>> start DATA LISTING

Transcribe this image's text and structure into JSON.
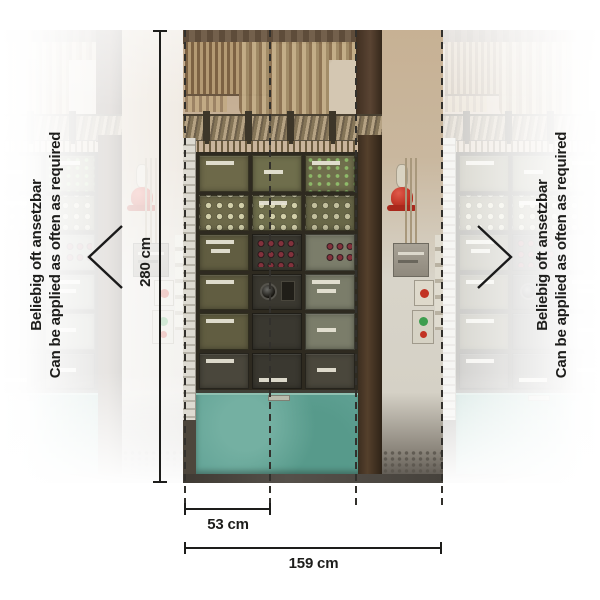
{
  "side_labels": {
    "left": {
      "line1": "Beliebig oft ansetzbar",
      "line2": "Can be applied as often as required"
    },
    "right": {
      "line1": "Beliebig oft ansetzbar",
      "line2": "Can be applied as often as required"
    }
  },
  "dimensions": {
    "height": "280 cm",
    "strip_width": "53 cm",
    "total_width": "159 cm"
  },
  "icons": {
    "left": "chevron-left",
    "right": "chevron-right"
  },
  "colors": {
    "annotation": "#1d1d1b",
    "teal_panel": "#62a396",
    "wall_tan": "#c2ab90",
    "cabinet_olive": "#6c6850",
    "alarm_red": "#b72b1d"
  }
}
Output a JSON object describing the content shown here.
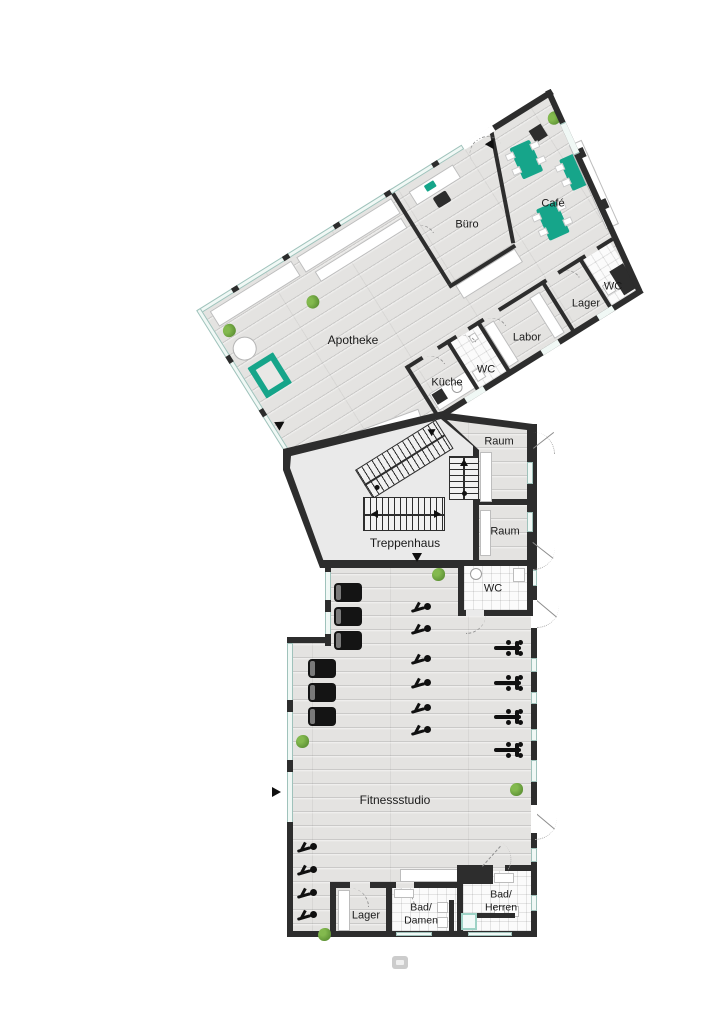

>> end DATA LISTING

== WHAT YOU ARE ASKED TO DO ==
Exactly as written, return every line of the listing, but not the pictures.

== EXPECTED ANSWER ==
Transcribe this image's text and structure into JSON.
{
  "side_labels": {
    "left": {
      "line1": "Beliebig oft ansetzbar",
      "line2": "Can be applied as often as required"
    },
    "right": {
      "line1": "Beliebig oft ansetzbar",
      "line2": "Can be applied as often as required"
    }
  },
  "dimensions": {
    "height": "280 cm",
    "strip_width": "53 cm",
    "total_width": "159 cm"
  },
  "icons": {
    "left": "chevron-left",
    "right": "chevron-right"
  },
  "colors": {
    "annotation": "#1d1d1b",
    "teal_panel": "#62a396",
    "wall_tan": "#c2ab90",
    "cabinet_olive": "#6c6850",
    "alarm_red": "#b72b1d"
  }
}
Output a JSON object describing the content shown here.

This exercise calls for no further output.